▶ _What the task requires_
Give back the full material, exactly as it reads.

--------------------------------

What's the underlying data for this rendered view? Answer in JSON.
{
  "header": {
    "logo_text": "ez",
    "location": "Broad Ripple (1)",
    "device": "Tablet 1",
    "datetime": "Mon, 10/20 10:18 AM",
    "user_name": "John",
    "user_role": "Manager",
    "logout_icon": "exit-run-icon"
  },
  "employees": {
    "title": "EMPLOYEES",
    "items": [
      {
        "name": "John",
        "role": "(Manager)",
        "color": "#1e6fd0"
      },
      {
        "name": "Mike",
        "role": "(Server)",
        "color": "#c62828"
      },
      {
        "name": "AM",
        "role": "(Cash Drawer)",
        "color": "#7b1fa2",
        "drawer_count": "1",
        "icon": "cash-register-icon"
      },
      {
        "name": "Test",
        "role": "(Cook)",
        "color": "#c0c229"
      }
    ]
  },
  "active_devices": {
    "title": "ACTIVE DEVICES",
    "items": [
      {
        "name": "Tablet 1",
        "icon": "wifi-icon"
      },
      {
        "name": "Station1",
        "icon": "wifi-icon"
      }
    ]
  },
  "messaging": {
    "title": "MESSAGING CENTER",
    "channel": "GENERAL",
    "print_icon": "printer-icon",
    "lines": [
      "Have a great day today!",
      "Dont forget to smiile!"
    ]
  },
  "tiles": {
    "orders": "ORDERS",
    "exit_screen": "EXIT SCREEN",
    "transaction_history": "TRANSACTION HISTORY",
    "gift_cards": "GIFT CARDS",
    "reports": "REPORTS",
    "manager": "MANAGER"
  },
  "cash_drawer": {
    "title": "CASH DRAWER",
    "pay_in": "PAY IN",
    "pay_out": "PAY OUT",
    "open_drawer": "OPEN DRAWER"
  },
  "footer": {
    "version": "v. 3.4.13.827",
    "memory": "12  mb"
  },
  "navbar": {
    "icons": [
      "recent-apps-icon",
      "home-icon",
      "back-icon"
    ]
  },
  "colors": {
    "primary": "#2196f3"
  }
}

--------------------------------

▶ _Result below_
What's the underlying data for this rendered view? Answer in JSON.
{
  "header": {
    "logo_text": "ez",
    "location": "Broad Ripple (1)",
    "device": "Tablet 1",
    "datetime": "Mon, 10/20 10:18 AM",
    "user_name": "John",
    "user_role": "Manager",
    "logout_icon": "exit-run-icon"
  },
  "employees": {
    "title": "EMPLOYEES",
    "items": [
      {
        "name": "John",
        "role": "(Manager)",
        "color": "#1e6fd0"
      },
      {
        "name": "Mike",
        "role": "(Server)",
        "color": "#c62828"
      },
      {
        "name": "AM",
        "role": "(Cash Drawer)",
        "color": "#7b1fa2",
        "drawer_count": "1",
        "icon": "cash-register-icon"
      },
      {
        "name": "Test",
        "role": "(Cook)",
        "color": "#c0c229"
      }
    ]
  },
  "active_devices": {
    "title": "ACTIVE DEVICES",
    "items": [
      {
        "name": "Tablet 1",
        "icon": "wifi-icon"
      },
      {
        "name": "Station1",
        "icon": "wifi-icon"
      }
    ]
  },
  "messaging": {
    "title": "MESSAGING CENTER",
    "channel": "GENERAL",
    "print_icon": "printer-icon",
    "lines": [
      "Have a great day today!",
      "Dont forget to smiile!"
    ]
  },
  "tiles": {
    "orders": "ORDERS",
    "exit_screen": "EXIT SCREEN",
    "transaction_history": "TRANSACTION HISTORY",
    "gift_cards": "GIFT CARDS",
    "reports": "REPORTS",
    "manager": "MANAGER"
  },
  "cash_drawer": {
    "title": "CASH DRAWER",
    "pay_in": "PAY IN",
    "pay_out": "PAY OUT",
    "open_drawer": "OPEN DRAWER"
  },
  "footer": {
    "version": "v. 3.4.13.827",
    "memory": "12  mb"
  },
  "navbar": {
    "icons": [
      "recent-apps-icon",
      "home-icon",
      "back-icon"
    ]
  },
  "colors": {
    "primary": "#2196f3"
  }
}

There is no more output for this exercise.